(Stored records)

^^^^

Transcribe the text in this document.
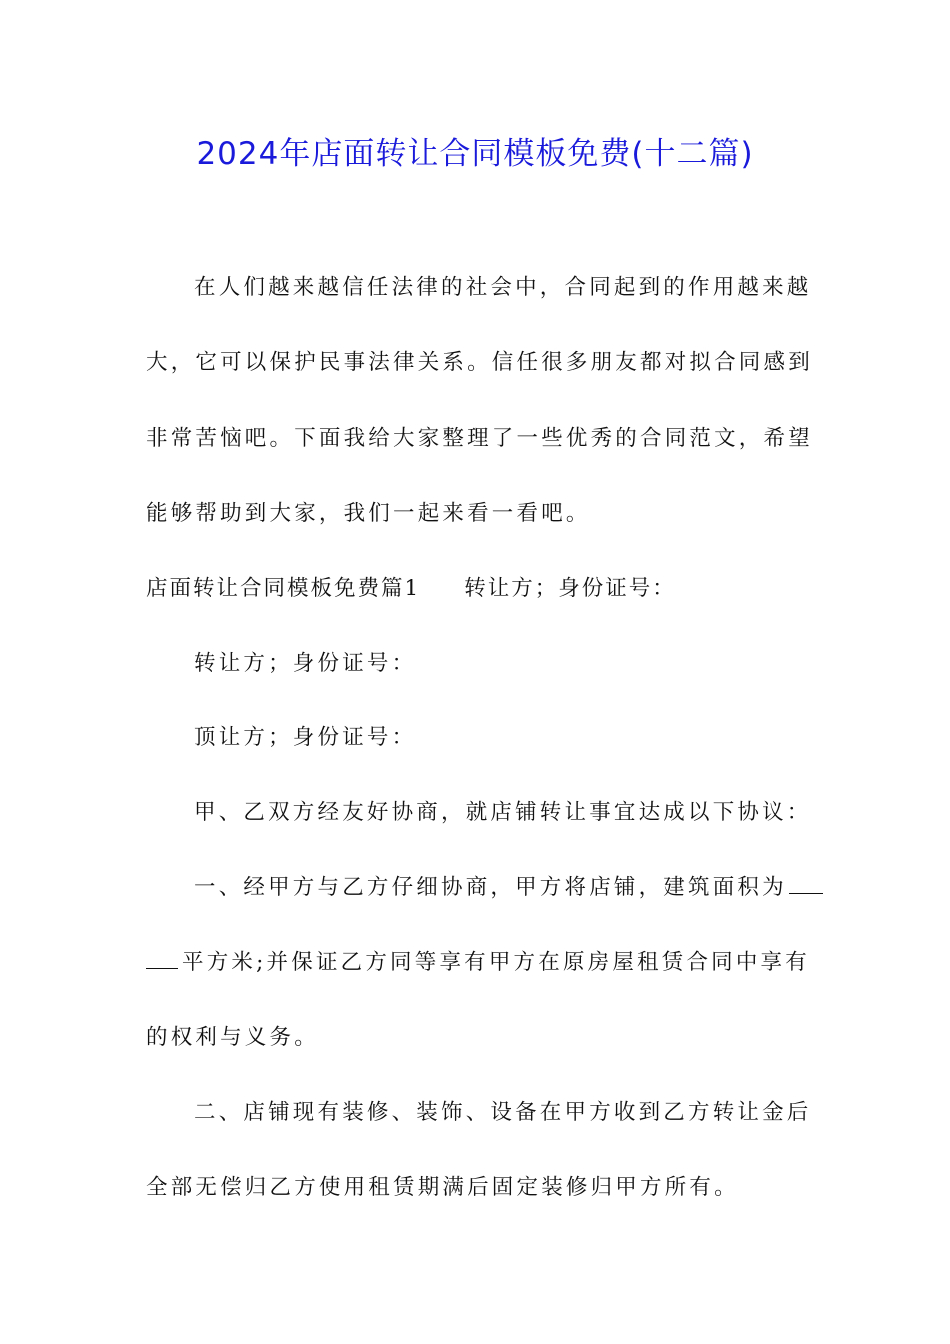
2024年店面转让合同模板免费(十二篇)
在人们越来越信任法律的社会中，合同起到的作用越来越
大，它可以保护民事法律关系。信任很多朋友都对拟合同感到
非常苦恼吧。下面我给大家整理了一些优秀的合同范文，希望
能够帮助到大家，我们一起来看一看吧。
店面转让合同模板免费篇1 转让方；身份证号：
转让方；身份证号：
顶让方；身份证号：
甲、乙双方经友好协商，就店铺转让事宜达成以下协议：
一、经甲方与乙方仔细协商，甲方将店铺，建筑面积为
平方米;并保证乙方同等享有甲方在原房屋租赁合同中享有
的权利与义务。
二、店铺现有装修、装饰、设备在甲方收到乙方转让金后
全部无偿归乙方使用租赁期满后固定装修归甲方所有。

^^^^

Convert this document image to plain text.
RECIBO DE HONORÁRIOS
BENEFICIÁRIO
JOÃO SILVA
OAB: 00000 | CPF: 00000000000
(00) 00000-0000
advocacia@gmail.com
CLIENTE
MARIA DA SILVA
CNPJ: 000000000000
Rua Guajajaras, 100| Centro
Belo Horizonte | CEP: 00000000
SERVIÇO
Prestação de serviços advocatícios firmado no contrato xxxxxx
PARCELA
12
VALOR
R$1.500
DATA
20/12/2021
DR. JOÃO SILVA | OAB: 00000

^^^^

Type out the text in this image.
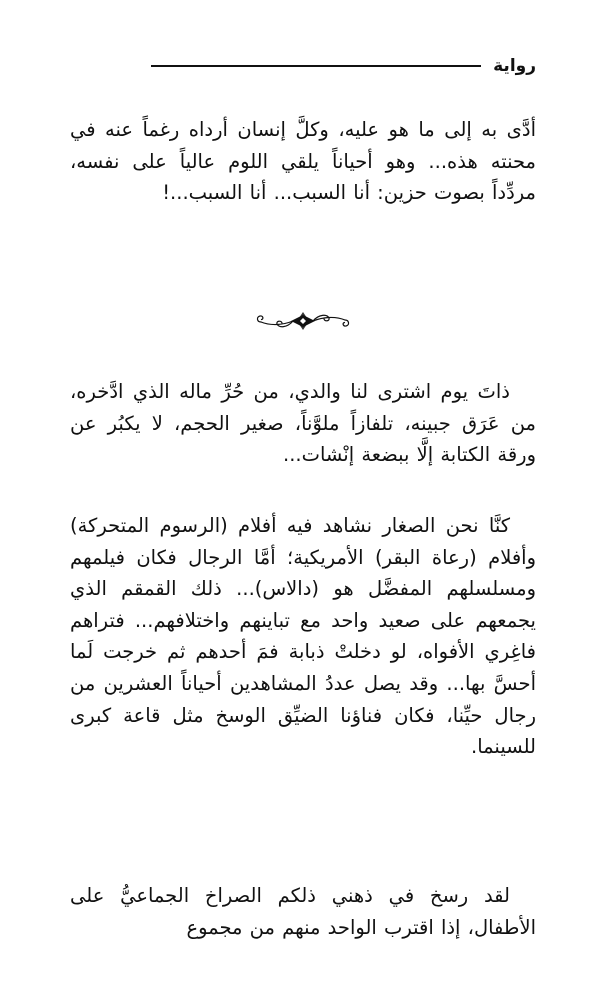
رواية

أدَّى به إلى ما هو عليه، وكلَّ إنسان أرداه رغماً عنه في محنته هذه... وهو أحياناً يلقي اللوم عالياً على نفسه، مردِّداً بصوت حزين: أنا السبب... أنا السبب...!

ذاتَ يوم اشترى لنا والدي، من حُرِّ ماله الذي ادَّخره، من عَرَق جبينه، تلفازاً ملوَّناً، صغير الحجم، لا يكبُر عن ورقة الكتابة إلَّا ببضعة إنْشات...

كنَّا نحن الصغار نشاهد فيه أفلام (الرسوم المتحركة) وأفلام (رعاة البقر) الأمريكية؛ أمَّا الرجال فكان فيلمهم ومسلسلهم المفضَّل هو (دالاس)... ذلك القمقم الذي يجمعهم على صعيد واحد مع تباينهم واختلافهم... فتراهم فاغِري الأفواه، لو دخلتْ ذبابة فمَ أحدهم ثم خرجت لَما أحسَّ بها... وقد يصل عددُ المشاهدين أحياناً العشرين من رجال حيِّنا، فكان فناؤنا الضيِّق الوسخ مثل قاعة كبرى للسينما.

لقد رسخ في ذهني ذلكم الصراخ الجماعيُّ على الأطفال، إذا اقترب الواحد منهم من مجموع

^^^^

* Exercise task: Check each line in the records for the word "image" and say how many have it, with nothing else.

* Answer to the problem: 2